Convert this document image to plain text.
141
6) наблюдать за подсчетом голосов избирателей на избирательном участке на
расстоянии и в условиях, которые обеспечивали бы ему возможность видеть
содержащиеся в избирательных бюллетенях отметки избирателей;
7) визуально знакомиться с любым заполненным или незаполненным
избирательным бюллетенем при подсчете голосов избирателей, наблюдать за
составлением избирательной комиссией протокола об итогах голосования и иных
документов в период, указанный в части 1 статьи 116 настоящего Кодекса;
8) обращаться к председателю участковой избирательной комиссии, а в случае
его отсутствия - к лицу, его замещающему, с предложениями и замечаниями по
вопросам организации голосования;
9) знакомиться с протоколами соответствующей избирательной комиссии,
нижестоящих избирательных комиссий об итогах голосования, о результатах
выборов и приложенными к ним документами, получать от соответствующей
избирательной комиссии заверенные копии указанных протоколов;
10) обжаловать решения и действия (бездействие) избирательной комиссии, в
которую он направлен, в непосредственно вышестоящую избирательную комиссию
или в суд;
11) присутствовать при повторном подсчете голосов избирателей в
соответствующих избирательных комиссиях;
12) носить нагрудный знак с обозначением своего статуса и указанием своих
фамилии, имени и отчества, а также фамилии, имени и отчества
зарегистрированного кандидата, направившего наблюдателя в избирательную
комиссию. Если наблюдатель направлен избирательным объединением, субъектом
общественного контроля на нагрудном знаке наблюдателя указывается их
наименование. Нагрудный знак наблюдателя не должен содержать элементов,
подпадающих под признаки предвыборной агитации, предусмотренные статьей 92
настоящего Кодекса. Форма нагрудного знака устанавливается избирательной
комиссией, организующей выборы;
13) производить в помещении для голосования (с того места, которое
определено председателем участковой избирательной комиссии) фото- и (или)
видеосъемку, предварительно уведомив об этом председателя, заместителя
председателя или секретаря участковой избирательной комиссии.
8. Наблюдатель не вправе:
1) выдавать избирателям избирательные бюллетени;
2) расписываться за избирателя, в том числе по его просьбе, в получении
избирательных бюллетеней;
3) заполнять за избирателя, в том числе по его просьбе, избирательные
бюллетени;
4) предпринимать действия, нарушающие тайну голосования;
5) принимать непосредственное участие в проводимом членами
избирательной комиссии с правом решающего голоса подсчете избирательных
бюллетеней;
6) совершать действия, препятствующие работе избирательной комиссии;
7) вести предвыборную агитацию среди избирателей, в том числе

Work to do:
Extract every line of the records above that contains the word "наблюдателя".

Answer for the task:
зарегистрированного кандидата, направившего наблюдателя в избирательную
общественного контроля на нагрудном знаке наблюдателя указывается их
наименование. Нагрудный знак наблюдателя не должен содержать элементов,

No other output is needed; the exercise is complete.